start
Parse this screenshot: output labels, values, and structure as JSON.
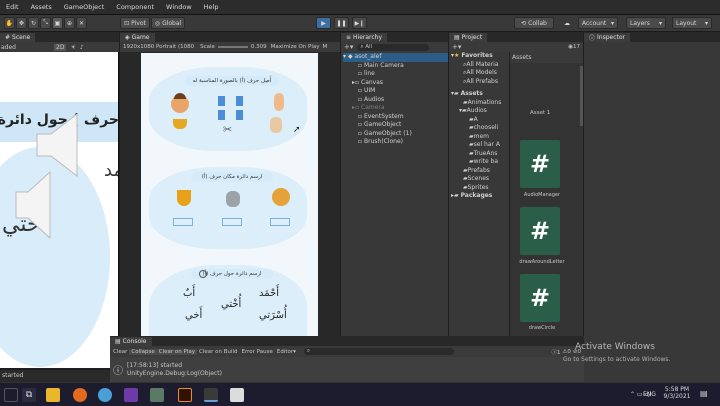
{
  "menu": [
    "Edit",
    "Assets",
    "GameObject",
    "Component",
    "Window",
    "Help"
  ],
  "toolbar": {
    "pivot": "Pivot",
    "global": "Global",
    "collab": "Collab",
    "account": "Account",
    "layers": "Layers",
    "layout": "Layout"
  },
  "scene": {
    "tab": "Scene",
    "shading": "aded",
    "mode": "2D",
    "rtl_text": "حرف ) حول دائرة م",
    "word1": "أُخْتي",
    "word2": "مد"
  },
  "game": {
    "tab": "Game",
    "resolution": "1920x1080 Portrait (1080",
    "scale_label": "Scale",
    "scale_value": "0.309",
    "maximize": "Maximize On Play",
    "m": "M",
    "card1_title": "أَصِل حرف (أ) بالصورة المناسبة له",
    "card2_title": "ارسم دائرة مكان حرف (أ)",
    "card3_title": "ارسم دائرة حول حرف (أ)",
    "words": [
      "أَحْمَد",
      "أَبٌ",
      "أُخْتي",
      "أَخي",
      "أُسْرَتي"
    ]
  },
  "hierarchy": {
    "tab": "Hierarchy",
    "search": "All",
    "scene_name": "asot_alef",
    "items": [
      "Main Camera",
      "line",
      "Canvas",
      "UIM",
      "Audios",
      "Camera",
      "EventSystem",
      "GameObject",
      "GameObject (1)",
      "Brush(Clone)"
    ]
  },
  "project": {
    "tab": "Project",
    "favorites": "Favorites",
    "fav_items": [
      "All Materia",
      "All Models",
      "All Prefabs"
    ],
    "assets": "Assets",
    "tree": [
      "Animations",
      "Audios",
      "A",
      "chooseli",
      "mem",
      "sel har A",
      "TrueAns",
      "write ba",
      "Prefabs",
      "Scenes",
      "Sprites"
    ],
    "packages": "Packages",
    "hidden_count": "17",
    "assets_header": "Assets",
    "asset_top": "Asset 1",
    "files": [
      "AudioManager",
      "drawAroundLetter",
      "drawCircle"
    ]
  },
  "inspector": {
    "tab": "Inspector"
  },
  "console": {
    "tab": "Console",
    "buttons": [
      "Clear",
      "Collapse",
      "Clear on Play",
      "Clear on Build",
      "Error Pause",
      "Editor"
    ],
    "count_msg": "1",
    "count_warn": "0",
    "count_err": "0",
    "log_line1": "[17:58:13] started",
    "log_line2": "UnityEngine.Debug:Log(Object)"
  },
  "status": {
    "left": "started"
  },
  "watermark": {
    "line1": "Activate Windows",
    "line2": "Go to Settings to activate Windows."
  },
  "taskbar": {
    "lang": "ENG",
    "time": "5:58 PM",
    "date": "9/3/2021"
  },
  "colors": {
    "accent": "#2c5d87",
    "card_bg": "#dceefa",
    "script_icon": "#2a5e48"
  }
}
end
Your copy of the data should match it exactly, except that pictures are left out.

Parse this screenshot: output labels, values, and structure as JSON.
{
  "menu": [
    "Edit",
    "Assets",
    "GameObject",
    "Component",
    "Window",
    "Help"
  ],
  "toolbar": {
    "pivot": "Pivot",
    "global": "Global",
    "collab": "Collab",
    "account": "Account",
    "layers": "Layers",
    "layout": "Layout"
  },
  "scene": {
    "tab": "Scene",
    "shading": "aded",
    "mode": "2D",
    "rtl_text": "حرف ) حول دائرة م",
    "word1": "أُخْتي",
    "word2": "مد"
  },
  "game": {
    "tab": "Game",
    "resolution": "1920x1080 Portrait (1080",
    "scale_label": "Scale",
    "scale_value": "0.309",
    "maximize": "Maximize On Play",
    "m": "M",
    "card1_title": "أَصِل حرف (أ) بالصورة المناسبة له",
    "card2_title": "ارسم دائرة مكان حرف (أ)",
    "card3_title": "ارسم دائرة حول حرف (أ)",
    "words": [
      "أَحْمَد",
      "أَبٌ",
      "أُخْتي",
      "أَخي",
      "أُسْرَتي"
    ]
  },
  "hierarchy": {
    "tab": "Hierarchy",
    "search": "All",
    "scene_name": "asot_alef",
    "items": [
      "Main Camera",
      "line",
      "Canvas",
      "UIM",
      "Audios",
      "Camera",
      "EventSystem",
      "GameObject",
      "GameObject (1)",
      "Brush(Clone)"
    ]
  },
  "project": {
    "tab": "Project",
    "favorites": "Favorites",
    "fav_items": [
      "All Materia",
      "All Models",
      "All Prefabs"
    ],
    "assets": "Assets",
    "tree": [
      "Animations",
      "Audios",
      "A",
      "chooseli",
      "mem",
      "sel har A",
      "TrueAns",
      "write ba",
      "Prefabs",
      "Scenes",
      "Sprites"
    ],
    "packages": "Packages",
    "hidden_count": "17",
    "assets_header": "Assets",
    "asset_top": "Asset 1",
    "files": [
      "AudioManager",
      "drawAroundLetter",
      "drawCircle"
    ]
  },
  "inspector": {
    "tab": "Inspector"
  },
  "console": {
    "tab": "Console",
    "buttons": [
      "Clear",
      "Collapse",
      "Clear on Play",
      "Clear on Build",
      "Error Pause",
      "Editor"
    ],
    "count_msg": "1",
    "count_warn": "0",
    "count_err": "0",
    "log_line1": "[17:58:13] started",
    "log_line2": "UnityEngine.Debug:Log(Object)"
  },
  "status": {
    "left": "started"
  },
  "watermark": {
    "line1": "Activate Windows",
    "line2": "Go to Settings to activate Windows."
  },
  "taskbar": {
    "lang": "ENG",
    "time": "5:58 PM",
    "date": "9/3/2021"
  },
  "colors": {
    "accent": "#2c5d87",
    "card_bg": "#dceefa",
    "script_icon": "#2a5e48"
  }
}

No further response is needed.